-- Start RECORDS SUPPLIED --

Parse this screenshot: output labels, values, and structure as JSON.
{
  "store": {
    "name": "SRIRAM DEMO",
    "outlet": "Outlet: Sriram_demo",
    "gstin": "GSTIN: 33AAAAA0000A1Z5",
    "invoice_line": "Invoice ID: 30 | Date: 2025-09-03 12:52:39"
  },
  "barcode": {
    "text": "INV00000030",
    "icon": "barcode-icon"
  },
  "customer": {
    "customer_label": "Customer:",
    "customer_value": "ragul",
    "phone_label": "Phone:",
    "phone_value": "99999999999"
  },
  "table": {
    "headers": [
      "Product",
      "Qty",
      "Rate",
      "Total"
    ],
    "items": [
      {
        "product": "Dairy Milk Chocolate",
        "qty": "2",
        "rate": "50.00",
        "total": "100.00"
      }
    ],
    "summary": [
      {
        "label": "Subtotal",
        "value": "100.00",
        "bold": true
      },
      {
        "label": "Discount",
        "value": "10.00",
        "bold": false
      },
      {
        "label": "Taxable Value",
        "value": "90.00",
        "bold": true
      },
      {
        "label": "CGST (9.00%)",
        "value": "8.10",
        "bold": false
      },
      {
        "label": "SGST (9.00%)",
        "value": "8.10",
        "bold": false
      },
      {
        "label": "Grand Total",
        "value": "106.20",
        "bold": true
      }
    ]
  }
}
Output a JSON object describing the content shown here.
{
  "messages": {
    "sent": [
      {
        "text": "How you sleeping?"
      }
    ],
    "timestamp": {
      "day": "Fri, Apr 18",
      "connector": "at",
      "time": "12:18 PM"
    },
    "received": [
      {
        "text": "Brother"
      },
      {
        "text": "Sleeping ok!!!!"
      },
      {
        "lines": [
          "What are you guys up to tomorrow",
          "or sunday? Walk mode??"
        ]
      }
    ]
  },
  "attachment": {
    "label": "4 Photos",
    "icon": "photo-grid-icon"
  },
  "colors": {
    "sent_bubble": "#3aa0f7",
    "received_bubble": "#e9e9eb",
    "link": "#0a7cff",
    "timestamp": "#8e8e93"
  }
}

-- End RECORDS SUPPLIED --

JOB » Repeat only the stretch of lines that begins at the line containing "Output a JSON" and ends at the last line above, both included.

ANSWER TO THIS PROBLEM »
Output a JSON object describing the content shown here.
{
  "messages": {
    "sent": [
      {
        "text": "How you sleeping?"
      }
    ],
    "timestamp": {
      "day": "Fri, Apr 18",
      "connector": "at",
      "time": "12:18 PM"
    },
    "received": [
      {
        "text": "Brother"
      },
      {
        "text": "Sleeping ok!!!!"
      },
      {
        "lines": [
          "What are you guys up to tomorrow",
          "or sunday? Walk mode??"
        ]
      }
    ]
  },
  "attachment": {
    "label": "4 Photos",
    "icon": "photo-grid-icon"
  },
  "colors": {
    "sent_bubble": "#3aa0f7",
    "received_bubble": "#e9e9eb",
    "link": "#0a7cff",
    "timestamp": "#8e8e93"
  }
}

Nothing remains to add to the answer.